--- TEXTO MOSTRADO ---
* * * * * * * * *

La tarea prioritaria debería ser reducir y a ser posible invertir el sentido de la  tendencia a aumentar la desigualdad social [“La política de la desigualdad” y “Armas de distracción masiva” en Krugman, P. (2008): Después de Bush, Barcelona, Crítica]. Los largos años de hegemonía republicana han permitido acumular una riqueza inaudita sin contraprestación social alguna; los ricos son cada vez más ricos y más libres de compromisos con el resto del país, especialmente con los más perjudicados por sus prácticas depredatorias.
Un argumento favorable ha sido la inyección de fondos públicos para salvar al sector más insolidario de la sociedad americana, Wall Street, pues debería exigir medidas semejantes para los menos afortunados, como rebajar sus impuestos, mejorar los servicios públicos y, sobre todo, crear un sistema sanitario universal de titularidad pública, que aumentaría el grado de libertad de los ciudadanos más humildes, al librarles de la amenaza de que la pérdida de salud acarrea la ruina.

* * * * * * * * *

(Datos de detección de la disposición de documentos)
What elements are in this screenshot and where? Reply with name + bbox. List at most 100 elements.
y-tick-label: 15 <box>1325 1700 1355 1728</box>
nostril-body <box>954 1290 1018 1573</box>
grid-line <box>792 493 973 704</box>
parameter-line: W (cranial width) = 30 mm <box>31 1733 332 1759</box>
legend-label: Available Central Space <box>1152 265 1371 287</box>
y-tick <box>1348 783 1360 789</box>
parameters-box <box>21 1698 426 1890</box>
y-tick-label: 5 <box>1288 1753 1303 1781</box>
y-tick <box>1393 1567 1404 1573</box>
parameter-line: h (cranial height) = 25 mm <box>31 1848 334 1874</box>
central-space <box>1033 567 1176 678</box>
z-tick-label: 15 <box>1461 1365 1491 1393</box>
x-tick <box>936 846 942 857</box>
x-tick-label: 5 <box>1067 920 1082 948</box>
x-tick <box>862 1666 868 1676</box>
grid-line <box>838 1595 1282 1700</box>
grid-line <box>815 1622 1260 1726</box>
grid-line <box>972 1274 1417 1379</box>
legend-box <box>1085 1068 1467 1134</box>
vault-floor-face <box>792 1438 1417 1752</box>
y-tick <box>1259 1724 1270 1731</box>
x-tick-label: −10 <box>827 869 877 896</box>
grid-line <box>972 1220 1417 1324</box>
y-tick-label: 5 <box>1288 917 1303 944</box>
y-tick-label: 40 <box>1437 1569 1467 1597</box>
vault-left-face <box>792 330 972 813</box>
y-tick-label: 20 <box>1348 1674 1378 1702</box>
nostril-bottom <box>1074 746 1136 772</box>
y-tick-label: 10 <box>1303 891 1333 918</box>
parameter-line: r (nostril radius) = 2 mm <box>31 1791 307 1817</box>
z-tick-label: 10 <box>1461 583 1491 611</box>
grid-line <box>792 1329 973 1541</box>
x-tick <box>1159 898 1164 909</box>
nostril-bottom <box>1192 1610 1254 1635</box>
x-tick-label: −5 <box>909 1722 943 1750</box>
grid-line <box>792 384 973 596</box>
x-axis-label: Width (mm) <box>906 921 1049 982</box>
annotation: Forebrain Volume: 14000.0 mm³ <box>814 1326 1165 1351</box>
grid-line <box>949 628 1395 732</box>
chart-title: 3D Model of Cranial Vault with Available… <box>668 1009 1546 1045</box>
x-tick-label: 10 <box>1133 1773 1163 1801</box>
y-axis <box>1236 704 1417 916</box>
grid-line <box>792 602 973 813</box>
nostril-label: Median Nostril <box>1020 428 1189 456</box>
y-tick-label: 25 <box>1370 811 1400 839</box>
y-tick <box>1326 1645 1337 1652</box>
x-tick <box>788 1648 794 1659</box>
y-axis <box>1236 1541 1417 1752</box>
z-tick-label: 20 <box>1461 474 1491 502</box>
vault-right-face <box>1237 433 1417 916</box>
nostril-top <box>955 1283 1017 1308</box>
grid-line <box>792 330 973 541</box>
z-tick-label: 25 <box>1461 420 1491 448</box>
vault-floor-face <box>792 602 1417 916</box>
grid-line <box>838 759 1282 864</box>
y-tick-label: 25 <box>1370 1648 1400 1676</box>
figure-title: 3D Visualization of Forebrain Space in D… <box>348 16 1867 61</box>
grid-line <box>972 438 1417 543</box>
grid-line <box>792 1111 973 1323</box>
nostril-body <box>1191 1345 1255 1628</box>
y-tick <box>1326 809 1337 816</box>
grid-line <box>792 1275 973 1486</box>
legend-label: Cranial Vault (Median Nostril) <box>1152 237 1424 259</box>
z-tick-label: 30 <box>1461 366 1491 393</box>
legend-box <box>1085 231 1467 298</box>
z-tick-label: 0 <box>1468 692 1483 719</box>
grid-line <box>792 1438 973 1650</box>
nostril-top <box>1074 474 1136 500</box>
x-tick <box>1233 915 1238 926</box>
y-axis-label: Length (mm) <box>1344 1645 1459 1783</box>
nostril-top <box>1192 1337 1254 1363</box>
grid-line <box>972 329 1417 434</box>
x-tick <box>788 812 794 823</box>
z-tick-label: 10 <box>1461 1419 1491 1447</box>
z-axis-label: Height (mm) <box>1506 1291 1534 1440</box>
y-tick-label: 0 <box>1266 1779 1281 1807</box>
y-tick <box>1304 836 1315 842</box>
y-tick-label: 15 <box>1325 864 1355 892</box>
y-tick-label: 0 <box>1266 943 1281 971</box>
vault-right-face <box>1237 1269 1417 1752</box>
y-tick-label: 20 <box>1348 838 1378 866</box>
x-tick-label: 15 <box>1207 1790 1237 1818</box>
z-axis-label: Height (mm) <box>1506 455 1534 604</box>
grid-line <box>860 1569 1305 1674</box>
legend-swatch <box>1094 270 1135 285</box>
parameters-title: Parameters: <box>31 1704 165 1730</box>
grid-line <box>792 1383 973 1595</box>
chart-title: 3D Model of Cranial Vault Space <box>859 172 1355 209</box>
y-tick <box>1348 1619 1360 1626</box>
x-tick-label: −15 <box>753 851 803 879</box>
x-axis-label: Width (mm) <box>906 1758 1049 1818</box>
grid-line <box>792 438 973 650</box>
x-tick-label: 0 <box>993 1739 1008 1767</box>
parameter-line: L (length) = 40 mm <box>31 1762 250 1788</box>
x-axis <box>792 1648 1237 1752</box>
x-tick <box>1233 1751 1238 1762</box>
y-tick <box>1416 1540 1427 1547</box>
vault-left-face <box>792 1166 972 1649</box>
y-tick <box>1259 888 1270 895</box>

* * * * * * * * *

Resume en dos oraciones el texto sobre la desigualdad social.

La prioridad debería ser reducir, y a ser posible invertir, la tendencia al aumento de la desigualdad social; tras los largos años de hegemonía republicana, los ricos son cada vez más ricos y están más libres de compromisos con el resto del país. La inyección de fondos públicos para salvar a Wall Street debería llevar a exigir medidas semejantes para los menos afortunados, como rebajar sus impuestos, mejorar los servicios públicos y, sobre todo, crear un sistema sanitario universal de titularidad pública que los libre de la amenaza de que perder la salud acarree la ruina.